> EXTRACT PROVIDED
The high court’s seven justices, at their weekly conference in San Francisco on Wednesday, rejected an appeal by 55-year-old Marjorie Knoller, and confirmed her 15-years-to-life sentence.

The ruling comes after a long legal battle, including a ruling in August by The First District Court of Appeal in San Francisco.

That court ruled that Knoller acted with a conscious disregard for human life when her powerful and untrained Presa Canario dogs escaped and killed Diane Whipple in an apartment building hallway on Jan. 26, 2001.

Knoller was released from prison in 2004 after a trial judge reduced her second-degree murder conviction to involuntary manslaughter. But she was sent back when another judge reinstated the conviction.

Knoller, a former attorney, is currently serving her sentence at Valley State Prison for Women in Chowchilla.

Her husband and law partner, Robert Noel, who was not present at the attack, was convicted of involuntary manslaughter and was released on parole after serving nearly three years of his four-year sentence.

The mauling occurred as Knoller was returning from a rooftop walk in her Pacific Heights apartment building with her 140-pound dog Bane. Whipple was carrying groceries to her apartment.

Bane began the attack, and Knoller’s second dog, 100-pound Hera, came out of Knoller’s apartment and joined in.

Whipple, a lacrosse coach at St. Mary’s College in Moraga, suffered 77 wounds on her body, had all her clothes ripped off, and lost one-third of her blood, according to trial evidence.

> WORK TO COMPLETE
Answer these questions from the article on the Knoller case:
1. What sentence did the high court confirm for Marjorie Knoller?
2. Where is Knoller currently serving her sentence?
3. How much did the dog Bane weigh?
Answer from the text only.

> RECORDED DATA

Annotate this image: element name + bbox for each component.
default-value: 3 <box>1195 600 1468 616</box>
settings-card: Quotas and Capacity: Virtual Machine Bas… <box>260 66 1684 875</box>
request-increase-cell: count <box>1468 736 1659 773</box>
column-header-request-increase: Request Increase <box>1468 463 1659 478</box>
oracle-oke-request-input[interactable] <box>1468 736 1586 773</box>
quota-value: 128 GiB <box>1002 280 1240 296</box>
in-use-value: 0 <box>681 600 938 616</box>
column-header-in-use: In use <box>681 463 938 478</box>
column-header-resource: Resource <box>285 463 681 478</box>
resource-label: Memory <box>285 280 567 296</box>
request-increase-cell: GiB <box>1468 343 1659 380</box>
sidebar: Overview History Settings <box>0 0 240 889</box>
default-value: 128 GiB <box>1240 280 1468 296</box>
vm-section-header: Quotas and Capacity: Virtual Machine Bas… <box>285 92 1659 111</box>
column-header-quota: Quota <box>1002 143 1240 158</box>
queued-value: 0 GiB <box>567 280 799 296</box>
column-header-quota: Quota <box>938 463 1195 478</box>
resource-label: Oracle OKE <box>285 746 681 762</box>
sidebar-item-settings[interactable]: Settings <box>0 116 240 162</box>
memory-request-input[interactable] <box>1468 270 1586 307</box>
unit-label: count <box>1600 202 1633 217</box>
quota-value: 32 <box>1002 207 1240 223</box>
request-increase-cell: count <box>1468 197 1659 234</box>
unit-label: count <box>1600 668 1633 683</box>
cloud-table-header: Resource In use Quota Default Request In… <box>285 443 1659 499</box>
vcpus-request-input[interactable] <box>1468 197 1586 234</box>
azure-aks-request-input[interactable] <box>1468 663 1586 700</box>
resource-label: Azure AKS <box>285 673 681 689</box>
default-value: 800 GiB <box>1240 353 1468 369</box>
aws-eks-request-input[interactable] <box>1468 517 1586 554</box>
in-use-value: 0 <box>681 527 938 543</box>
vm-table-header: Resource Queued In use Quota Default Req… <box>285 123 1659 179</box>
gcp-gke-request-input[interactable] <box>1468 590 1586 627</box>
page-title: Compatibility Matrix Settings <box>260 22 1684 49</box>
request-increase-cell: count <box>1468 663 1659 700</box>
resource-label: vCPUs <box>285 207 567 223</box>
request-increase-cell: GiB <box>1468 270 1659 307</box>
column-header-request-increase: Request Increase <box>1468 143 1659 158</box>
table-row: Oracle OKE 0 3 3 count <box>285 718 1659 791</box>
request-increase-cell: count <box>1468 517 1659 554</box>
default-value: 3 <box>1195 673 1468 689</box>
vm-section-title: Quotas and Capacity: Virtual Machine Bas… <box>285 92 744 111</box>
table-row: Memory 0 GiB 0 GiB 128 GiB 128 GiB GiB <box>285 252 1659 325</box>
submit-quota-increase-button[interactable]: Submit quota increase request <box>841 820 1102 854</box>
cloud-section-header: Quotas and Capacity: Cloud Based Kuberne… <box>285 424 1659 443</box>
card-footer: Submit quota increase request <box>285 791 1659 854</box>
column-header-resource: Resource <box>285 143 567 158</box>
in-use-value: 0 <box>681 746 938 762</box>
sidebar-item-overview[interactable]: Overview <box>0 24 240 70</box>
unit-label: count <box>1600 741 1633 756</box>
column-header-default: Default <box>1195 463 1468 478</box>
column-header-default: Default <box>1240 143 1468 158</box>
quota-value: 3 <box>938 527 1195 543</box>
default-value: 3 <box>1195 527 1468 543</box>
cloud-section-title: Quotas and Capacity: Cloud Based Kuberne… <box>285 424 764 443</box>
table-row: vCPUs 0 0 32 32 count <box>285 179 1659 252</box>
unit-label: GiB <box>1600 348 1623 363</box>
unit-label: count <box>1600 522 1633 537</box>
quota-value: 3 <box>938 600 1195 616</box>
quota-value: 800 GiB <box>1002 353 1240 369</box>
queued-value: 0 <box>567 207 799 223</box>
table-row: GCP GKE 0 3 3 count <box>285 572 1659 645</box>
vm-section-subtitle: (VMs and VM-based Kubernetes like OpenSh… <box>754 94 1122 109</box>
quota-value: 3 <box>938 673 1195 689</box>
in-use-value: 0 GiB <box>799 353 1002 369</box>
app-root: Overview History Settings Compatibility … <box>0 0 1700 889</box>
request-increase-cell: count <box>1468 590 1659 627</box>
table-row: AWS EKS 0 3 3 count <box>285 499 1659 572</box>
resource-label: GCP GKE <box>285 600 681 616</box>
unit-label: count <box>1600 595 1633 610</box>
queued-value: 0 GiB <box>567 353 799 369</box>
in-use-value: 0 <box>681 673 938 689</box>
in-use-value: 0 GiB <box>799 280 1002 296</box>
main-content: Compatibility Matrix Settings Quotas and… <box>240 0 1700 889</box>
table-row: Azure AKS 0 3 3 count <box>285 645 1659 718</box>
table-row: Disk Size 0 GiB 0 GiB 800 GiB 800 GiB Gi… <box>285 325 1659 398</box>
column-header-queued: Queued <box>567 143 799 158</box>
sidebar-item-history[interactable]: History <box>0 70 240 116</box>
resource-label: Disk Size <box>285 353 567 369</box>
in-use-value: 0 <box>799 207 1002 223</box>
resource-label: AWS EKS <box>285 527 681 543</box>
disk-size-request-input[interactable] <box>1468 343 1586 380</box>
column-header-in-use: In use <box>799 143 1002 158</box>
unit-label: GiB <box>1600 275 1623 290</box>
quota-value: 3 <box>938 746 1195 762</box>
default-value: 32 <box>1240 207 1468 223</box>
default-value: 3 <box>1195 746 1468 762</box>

> YOUR SOLUTION
1. A 15-years-to-life sentence.
2. At Valley State Prison for Women in Chowchilla.
3. 140 pounds.